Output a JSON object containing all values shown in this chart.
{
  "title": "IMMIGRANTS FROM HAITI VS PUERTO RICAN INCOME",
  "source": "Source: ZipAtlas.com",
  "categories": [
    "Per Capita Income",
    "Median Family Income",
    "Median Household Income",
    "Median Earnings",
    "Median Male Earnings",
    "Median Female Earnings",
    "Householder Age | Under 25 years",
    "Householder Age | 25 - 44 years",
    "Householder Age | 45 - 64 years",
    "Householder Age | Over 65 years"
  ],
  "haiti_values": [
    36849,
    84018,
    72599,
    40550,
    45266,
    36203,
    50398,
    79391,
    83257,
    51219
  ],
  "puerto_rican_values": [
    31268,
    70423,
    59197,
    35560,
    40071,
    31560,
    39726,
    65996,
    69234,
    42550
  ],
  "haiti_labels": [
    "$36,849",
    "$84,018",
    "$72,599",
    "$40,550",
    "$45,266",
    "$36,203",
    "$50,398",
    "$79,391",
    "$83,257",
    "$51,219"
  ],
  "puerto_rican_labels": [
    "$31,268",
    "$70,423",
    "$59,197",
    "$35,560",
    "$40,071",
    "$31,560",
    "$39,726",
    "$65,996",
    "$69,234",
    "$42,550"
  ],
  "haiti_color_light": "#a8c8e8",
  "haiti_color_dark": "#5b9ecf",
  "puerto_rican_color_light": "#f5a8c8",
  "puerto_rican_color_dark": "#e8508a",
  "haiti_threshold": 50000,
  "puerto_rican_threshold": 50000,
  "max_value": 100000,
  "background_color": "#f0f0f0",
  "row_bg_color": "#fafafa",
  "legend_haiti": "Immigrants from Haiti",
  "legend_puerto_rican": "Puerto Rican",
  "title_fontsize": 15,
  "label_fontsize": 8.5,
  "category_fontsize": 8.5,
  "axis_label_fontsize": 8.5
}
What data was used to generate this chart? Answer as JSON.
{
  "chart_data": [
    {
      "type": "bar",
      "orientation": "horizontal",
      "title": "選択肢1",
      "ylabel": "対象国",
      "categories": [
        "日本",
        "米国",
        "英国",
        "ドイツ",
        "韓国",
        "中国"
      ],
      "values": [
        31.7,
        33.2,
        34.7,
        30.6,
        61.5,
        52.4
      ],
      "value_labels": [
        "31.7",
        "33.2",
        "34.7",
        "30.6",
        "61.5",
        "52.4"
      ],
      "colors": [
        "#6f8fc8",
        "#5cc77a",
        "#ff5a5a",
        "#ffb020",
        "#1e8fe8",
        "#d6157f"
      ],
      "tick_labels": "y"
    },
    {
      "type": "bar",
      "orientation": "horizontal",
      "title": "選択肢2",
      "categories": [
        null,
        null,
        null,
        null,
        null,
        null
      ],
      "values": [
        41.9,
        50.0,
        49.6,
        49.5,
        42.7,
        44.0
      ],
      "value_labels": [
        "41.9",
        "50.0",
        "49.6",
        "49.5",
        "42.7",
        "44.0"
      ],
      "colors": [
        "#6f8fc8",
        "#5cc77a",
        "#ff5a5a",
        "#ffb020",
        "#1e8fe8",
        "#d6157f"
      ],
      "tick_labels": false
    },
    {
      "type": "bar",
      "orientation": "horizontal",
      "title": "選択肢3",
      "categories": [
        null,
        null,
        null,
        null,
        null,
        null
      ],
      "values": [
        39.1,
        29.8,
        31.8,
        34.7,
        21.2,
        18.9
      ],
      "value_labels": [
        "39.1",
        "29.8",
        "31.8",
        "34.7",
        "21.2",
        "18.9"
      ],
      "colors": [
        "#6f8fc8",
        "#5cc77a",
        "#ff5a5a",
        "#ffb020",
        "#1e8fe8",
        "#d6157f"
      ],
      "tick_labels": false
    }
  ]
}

SET EXERCISE:
From the records above, pull out each line that has "Householder".

REPLY:
    "Householder Age | Under 25 years",
    "Householder Age | 25 - 44 years",
    "Householder Age | 45 - 64 years",
    "Householder Age | Over 65 years"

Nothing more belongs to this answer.